[Start of Provided data]

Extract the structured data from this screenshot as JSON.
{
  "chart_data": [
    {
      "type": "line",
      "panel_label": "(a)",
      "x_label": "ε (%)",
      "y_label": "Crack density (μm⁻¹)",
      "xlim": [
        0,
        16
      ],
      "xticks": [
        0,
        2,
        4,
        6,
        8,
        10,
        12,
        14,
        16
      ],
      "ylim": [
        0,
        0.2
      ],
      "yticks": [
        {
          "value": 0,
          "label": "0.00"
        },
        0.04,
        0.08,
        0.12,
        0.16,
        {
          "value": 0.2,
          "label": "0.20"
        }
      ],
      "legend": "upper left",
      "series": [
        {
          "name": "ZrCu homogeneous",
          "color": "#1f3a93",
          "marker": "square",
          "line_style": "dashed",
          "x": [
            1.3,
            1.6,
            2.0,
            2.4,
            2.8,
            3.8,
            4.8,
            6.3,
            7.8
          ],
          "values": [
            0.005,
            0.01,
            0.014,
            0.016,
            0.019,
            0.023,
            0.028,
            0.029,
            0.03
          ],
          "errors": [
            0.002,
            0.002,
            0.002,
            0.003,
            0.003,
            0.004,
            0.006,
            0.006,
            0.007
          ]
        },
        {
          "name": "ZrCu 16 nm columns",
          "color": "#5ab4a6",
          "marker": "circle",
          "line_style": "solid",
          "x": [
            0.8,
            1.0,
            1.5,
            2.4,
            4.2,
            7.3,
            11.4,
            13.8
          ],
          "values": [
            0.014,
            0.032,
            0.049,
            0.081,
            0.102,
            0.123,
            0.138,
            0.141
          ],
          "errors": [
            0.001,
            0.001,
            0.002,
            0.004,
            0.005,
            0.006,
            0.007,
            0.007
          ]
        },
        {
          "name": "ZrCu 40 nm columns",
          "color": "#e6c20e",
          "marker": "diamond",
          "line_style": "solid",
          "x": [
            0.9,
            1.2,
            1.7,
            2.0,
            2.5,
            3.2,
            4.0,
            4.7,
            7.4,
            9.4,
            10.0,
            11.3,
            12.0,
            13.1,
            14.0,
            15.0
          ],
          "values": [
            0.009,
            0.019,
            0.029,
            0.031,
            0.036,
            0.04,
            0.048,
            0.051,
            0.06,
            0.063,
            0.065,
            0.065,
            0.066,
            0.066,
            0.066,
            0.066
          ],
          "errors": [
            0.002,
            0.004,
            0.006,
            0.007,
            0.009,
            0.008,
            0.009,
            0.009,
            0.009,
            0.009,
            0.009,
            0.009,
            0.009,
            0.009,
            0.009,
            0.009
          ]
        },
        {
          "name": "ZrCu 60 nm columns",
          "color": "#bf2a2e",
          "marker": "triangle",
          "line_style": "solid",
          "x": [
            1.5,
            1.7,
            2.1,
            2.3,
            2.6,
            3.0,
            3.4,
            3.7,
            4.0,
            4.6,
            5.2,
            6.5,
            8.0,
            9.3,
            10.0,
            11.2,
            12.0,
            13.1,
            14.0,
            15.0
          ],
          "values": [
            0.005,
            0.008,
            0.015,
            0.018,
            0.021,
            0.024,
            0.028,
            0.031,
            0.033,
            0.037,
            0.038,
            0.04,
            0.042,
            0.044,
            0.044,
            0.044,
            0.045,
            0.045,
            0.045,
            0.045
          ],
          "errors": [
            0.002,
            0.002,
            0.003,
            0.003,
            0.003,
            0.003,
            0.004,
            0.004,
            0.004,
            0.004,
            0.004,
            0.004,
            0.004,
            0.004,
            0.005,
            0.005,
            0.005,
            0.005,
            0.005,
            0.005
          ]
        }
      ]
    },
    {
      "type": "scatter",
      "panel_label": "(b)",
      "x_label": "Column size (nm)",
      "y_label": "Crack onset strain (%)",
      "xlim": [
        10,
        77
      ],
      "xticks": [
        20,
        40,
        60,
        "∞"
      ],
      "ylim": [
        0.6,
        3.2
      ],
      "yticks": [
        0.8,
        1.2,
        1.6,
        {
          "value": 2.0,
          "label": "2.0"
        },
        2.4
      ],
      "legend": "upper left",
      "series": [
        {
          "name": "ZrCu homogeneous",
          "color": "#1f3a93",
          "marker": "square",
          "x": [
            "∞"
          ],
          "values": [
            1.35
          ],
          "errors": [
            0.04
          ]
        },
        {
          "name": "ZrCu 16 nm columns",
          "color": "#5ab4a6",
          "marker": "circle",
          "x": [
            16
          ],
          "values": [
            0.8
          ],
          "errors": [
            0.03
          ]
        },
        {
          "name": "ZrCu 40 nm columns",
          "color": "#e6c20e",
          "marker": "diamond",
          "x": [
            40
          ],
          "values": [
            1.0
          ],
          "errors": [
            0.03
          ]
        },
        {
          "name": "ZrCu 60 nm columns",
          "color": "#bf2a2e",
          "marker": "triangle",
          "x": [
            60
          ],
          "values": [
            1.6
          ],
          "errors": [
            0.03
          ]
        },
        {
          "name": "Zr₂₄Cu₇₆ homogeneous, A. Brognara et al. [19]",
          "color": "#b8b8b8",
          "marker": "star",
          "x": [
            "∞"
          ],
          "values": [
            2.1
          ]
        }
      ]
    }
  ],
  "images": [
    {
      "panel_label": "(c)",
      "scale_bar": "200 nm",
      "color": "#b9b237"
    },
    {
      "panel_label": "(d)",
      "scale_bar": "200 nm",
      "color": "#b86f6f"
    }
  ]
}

[End of Provided data]

* Exercise directions
Check every line of the material for the string "Crack" and give the number of lines that have it, without anything else.

* The reply
2